Exercise: The entire listing is to be repeated verbatim.

[begin Dataset entries]

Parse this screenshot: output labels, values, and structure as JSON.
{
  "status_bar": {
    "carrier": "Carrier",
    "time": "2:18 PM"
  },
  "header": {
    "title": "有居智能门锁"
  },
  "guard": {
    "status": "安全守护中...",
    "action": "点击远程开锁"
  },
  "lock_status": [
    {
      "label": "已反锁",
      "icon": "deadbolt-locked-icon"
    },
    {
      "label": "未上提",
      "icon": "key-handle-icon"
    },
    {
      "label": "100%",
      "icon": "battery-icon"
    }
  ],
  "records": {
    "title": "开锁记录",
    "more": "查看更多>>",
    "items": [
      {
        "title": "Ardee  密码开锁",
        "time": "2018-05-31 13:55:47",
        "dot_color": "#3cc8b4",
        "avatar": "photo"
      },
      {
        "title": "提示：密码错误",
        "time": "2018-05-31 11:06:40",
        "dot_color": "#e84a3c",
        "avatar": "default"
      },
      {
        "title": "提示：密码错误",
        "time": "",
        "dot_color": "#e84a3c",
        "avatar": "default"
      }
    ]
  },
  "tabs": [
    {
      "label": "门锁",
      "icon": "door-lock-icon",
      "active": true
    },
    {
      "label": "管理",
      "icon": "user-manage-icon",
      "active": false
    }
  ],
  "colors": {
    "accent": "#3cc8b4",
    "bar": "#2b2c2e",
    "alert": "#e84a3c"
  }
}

[end Dataset entries]

Response to this exercise:
Parse this screenshot: output labels, values, and structure as JSON.
{
  "status_bar": {
    "carrier": "Carrier",
    "time": "2:18 PM"
  },
  "header": {
    "title": "有居智能门锁"
  },
  "guard": {
    "status": "安全守护中...",
    "action": "点击远程开锁"
  },
  "lock_status": [
    {
      "label": "已反锁",
      "icon": "deadbolt-locked-icon"
    },
    {
      "label": "未上提",
      "icon": "key-handle-icon"
    },
    {
      "label": "100%",
      "icon": "battery-icon"
    }
  ],
  "records": {
    "title": "开锁记录",
    "more": "查看更多>>",
    "items": [
      {
        "title": "Ardee  密码开锁",
        "time": "2018-05-31 13:55:47",
        "dot_color": "#3cc8b4",
        "avatar": "photo"
      },
      {
        "title": "提示：密码错误",
        "time": "2018-05-31 11:06:40",
        "dot_color": "#e84a3c",
        "avatar": "default"
      },
      {
        "title": "提示：密码错误",
        "time": "",
        "dot_color": "#e84a3c",
        "avatar": "default"
      }
    ]
  },
  "tabs": [
    {
      "label": "门锁",
      "icon": "door-lock-icon",
      "active": true
    },
    {
      "label": "管理",
      "icon": "user-manage-icon",
      "active": false
    }
  ],
  "colors": {
    "accent": "#3cc8b4",
    "bar": "#2b2c2e",
    "alert": "#e84a3c"
  }
}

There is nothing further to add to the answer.